↓↓↓
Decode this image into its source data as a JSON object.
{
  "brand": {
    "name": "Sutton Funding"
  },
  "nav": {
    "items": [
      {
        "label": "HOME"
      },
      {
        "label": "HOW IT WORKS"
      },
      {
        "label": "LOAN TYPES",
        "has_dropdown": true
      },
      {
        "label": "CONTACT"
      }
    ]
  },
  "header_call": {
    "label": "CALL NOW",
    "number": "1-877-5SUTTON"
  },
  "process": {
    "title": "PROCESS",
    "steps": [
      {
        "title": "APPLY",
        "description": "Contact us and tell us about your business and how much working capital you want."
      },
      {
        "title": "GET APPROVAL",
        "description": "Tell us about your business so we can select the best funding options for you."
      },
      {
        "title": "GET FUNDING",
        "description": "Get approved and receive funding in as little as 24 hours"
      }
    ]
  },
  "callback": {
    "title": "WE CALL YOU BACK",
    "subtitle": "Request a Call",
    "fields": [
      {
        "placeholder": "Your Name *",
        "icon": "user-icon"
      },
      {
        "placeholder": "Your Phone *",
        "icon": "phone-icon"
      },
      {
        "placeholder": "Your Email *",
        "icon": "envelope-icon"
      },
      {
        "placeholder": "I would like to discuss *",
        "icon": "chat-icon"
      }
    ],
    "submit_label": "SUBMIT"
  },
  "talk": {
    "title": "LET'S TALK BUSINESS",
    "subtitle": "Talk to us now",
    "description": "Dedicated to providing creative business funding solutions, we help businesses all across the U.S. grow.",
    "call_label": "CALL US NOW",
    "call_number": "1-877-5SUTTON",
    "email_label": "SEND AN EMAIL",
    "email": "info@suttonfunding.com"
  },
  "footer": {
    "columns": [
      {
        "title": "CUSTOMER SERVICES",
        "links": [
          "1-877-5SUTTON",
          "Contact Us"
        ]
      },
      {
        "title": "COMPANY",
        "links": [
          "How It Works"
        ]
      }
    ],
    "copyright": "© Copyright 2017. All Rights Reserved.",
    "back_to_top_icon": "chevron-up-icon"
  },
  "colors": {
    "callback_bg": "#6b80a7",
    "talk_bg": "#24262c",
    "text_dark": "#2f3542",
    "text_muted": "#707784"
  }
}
↑↑↑
* **TASK TO COMPLETE**: Copy each line of the records above that carries the word "about".

* **RESULT OF THIS TASK**:
        "description": "Contact us and tell us about your business and how much working capital you want."
        "description": "Tell us about your business so we can select the best funding options for you."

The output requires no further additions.